Entries taken from a collection
+++
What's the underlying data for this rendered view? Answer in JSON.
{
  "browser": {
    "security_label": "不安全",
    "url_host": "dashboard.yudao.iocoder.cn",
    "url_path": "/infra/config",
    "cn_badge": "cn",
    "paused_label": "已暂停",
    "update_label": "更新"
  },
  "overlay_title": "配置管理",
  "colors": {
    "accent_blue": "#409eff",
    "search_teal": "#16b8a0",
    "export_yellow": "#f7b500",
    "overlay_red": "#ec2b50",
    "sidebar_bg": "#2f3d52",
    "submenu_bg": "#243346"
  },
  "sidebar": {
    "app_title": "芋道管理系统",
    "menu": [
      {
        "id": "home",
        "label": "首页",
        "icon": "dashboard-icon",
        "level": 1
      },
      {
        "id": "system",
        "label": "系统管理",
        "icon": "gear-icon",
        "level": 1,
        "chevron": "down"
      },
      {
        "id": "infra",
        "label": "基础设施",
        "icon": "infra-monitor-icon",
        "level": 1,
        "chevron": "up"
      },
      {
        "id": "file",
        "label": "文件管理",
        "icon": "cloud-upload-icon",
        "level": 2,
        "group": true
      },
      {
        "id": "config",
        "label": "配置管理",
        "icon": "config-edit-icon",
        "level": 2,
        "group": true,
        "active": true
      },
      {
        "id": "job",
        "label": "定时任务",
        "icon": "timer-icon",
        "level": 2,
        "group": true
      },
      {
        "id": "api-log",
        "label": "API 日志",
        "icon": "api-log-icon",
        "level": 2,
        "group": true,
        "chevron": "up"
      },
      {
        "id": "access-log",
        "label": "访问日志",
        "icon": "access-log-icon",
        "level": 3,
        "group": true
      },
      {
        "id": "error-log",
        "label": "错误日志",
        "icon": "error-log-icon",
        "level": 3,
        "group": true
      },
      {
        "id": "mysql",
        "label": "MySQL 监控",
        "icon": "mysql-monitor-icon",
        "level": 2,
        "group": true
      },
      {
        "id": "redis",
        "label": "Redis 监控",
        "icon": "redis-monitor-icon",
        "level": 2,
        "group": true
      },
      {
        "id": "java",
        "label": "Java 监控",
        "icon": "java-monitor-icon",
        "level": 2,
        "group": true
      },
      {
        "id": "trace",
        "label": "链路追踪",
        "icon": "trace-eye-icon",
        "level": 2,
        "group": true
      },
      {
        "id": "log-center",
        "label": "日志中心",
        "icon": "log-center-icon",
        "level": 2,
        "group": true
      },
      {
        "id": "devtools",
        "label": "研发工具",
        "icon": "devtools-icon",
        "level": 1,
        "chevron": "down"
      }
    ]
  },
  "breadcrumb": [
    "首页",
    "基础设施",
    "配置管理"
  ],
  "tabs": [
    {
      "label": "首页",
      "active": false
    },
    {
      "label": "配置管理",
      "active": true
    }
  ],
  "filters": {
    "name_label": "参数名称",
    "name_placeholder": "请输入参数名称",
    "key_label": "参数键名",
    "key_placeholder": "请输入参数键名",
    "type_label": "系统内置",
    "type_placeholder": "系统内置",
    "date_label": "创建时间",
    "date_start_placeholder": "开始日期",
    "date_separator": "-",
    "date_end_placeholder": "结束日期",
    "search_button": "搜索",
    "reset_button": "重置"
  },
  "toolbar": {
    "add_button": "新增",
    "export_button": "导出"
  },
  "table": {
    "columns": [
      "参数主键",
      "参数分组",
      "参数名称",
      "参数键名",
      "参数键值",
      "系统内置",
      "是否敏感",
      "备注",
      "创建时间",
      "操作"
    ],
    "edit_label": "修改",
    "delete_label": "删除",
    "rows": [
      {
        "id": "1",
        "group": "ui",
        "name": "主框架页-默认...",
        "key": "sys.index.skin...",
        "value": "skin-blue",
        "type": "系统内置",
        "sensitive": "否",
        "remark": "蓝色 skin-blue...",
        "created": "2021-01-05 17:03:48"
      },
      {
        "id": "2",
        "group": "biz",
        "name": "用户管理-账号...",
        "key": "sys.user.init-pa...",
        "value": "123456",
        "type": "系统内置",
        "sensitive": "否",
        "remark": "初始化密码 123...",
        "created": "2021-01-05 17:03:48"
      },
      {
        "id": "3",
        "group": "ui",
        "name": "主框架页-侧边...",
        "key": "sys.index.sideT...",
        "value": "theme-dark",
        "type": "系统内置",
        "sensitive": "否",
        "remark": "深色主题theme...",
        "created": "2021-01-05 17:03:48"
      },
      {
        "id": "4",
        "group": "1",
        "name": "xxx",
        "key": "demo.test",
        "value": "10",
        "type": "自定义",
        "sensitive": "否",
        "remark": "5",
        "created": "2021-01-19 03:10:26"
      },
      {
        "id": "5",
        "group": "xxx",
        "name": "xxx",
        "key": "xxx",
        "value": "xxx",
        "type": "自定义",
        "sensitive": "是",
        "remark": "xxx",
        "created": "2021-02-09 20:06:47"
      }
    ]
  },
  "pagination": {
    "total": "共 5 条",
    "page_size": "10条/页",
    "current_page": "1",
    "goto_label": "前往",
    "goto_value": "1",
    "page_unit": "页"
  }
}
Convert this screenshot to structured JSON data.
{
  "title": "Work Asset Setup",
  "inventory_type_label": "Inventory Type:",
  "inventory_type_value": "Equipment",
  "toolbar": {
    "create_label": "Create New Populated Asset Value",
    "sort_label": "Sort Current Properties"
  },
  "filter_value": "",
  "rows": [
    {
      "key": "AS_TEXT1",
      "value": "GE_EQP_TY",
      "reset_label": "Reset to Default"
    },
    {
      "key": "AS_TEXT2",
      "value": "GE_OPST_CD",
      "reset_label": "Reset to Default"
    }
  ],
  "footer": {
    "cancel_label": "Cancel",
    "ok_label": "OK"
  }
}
+++
Please set down each line of the records exactly as given.

* FINISHED TASK *
What's the underlying data for this rendered view? Answer in JSON.
{
  "browser": {
    "security_label": "不安全",
    "url_host": "dashboard.yudao.iocoder.cn",
    "url_path": "/infra/config",
    "cn_badge": "cn",
    "paused_label": "已暂停",
    "update_label": "更新"
  },
  "overlay_title": "配置管理",
  "colors": {
    "accent_blue": "#409eff",
    "search_teal": "#16b8a0",
    "export_yellow": "#f7b500",
    "overlay_red": "#ec2b50",
    "sidebar_bg": "#2f3d52",
    "submenu_bg": "#243346"
  },
  "sidebar": {
    "app_title": "芋道管理系统",
    "menu": [
      {
        "id": "home",
        "label": "首页",
        "icon": "dashboard-icon",
        "level": 1
      },
      {
        "id": "system",
        "label": "系统管理",
        "icon": "gear-icon",
        "level": 1,
        "chevron": "down"
      },
      {
        "id": "infra",
        "label": "基础设施",
        "icon": "infra-monitor-icon",
        "level": 1,
        "chevron": "up"
      },
      {
        "id": "file",
        "label": "文件管理",
        "icon": "cloud-upload-icon",
        "level": 2,
        "group": true
      },
      {
        "id": "config",
        "label": "配置管理",
        "icon": "config-edit-icon",
        "level": 2,
        "group": true,
        "active": true
      },
      {
        "id": "job",
        "label": "定时任务",
        "icon": "timer-icon",
        "level": 2,
        "group": true
      },
      {
        "id": "api-log",
        "label": "API 日志",
        "icon": "api-log-icon",
        "level": 2,
        "group": true,
        "chevron": "up"
      },
      {
        "id": "access-log",
        "label": "访问日志",
        "icon": "access-log-icon",
        "level": 3,
        "group": true
      },
      {
        "id": "error-log",
        "label": "错误日志",
        "icon": "error-log-icon",
        "level": 3,
        "group": true
      },
      {
        "id": "mysql",
        "label": "MySQL 监控",
        "icon": "mysql-monitor-icon",
        "level": 2,
        "group": true
      },
      {
        "id": "redis",
        "label": "Redis 监控",
        "icon": "redis-monitor-icon",
        "level": 2,
        "group": true
      },
      {
        "id": "java",
        "label": "Java 监控",
        "icon": "java-monitor-icon",
        "level": 2,
        "group": true
      },
      {
        "id": "trace",
        "label": "链路追踪",
        "icon": "trace-eye-icon",
        "level": 2,
        "group": true
      },
      {
        "id": "log-center",
        "label": "日志中心",
        "icon": "log-center-icon",
        "level": 2,
        "group": true
      },
      {
        "id": "devtools",
        "label": "研发工具",
        "icon": "devtools-icon",
        "level": 1,
        "chevron": "down"
      }
    ]
  },
  "breadcrumb": [
    "首页",
    "基础设施",
    "配置管理"
  ],
  "tabs": [
    {
      "label": "首页",
      "active": false
    },
    {
      "label": "配置管理",
      "active": true
    }
  ],
  "filters": {
    "name_label": "参数名称",
    "name_placeholder": "请输入参数名称",
    "key_label": "参数键名",
    "key_placeholder": "请输入参数键名",
    "type_label": "系统内置",
    "type_placeholder": "系统内置",
    "date_label": "创建时间",
    "date_start_placeholder": "开始日期",
    "date_separator": "-",
    "date_end_placeholder": "结束日期",
    "search_button": "搜索",
    "reset_button": "重置"
  },
  "toolbar": {
    "add_button": "新增",
    "export_button": "导出"
  },
  "table": {
    "columns": [
      "参数主键",
      "参数分组",
      "参数名称",
      "参数键名",
      "参数键值",
      "系统内置",
      "是否敏感",
      "备注",
      "创建时间",
      "操作"
    ],
    "edit_label": "修改",
    "delete_label": "删除",
    "rows": [
      {
        "id": "1",
        "group": "ui",
        "name": "主框架页-默认...",
        "key": "sys.index.skin...",
        "value": "skin-blue",
        "type": "系统内置",
        "sensitive": "否",
        "remark": "蓝色 skin-blue...",
        "created": "2021-01-05 17:03:48"
      },
      {
        "id": "2",
        "group": "biz",
        "name": "用户管理-账号...",
        "key": "sys.user.init-pa...",
        "value": "123456",
        "type": "系统内置",
        "sensitive": "否",
        "remark": "初始化密码 123...",
        "created": "2021-01-05 17:03:48"
      },
      {
        "id": "3",
        "group": "ui",
        "name": "主框架页-侧边...",
        "key": "sys.index.sideT...",
        "value": "theme-dark",
        "type": "系统内置",
        "sensitive": "否",
        "remark": "深色主题theme...",
        "created": "2021-01-05 17:03:48"
      },
      {
        "id": "4",
        "group": "1",
        "name": "xxx",
        "key": "demo.test",
        "value": "10",
        "type": "自定义",
        "sensitive": "否",
        "remark": "5",
        "created": "2021-01-19 03:10:26"
      },
      {
        "id": "5",
        "group": "xxx",
        "name": "xxx",
        "key": "xxx",
        "value": "xxx",
        "type": "自定义",
        "sensitive": "是",
        "remark": "xxx",
        "created": "2021-02-09 20:06:47"
      }
    ]
  },
  "pagination": {
    "total": "共 5 条",
    "page_size": "10条/页",
    "current_page": "1",
    "goto_label": "前往",
    "goto_value": "1",
    "page_unit": "页"
  }
}
Convert this screenshot to structured JSON data.
{
  "title": "Work Asset Setup",
  "inventory_type_label": "Inventory Type:",
  "inventory_type_value": "Equipment",
  "toolbar": {
    "create_label": "Create New Populated Asset Value",
    "sort_label": "Sort Current Properties"
  },
  "filter_value": "",
  "rows": [
    {
      "key": "AS_TEXT1",
      "value": "GE_EQP_TY",
      "reset_label": "Reset to Default"
    },
    {
      "key": "AS_TEXT2",
      "value": "GE_OPST_CD",
      "reset_label": "Reset to Default"
    }
  ],
  "footer": {
    "cancel_label": "Cancel",
    "ok_label": "OK"
  }
}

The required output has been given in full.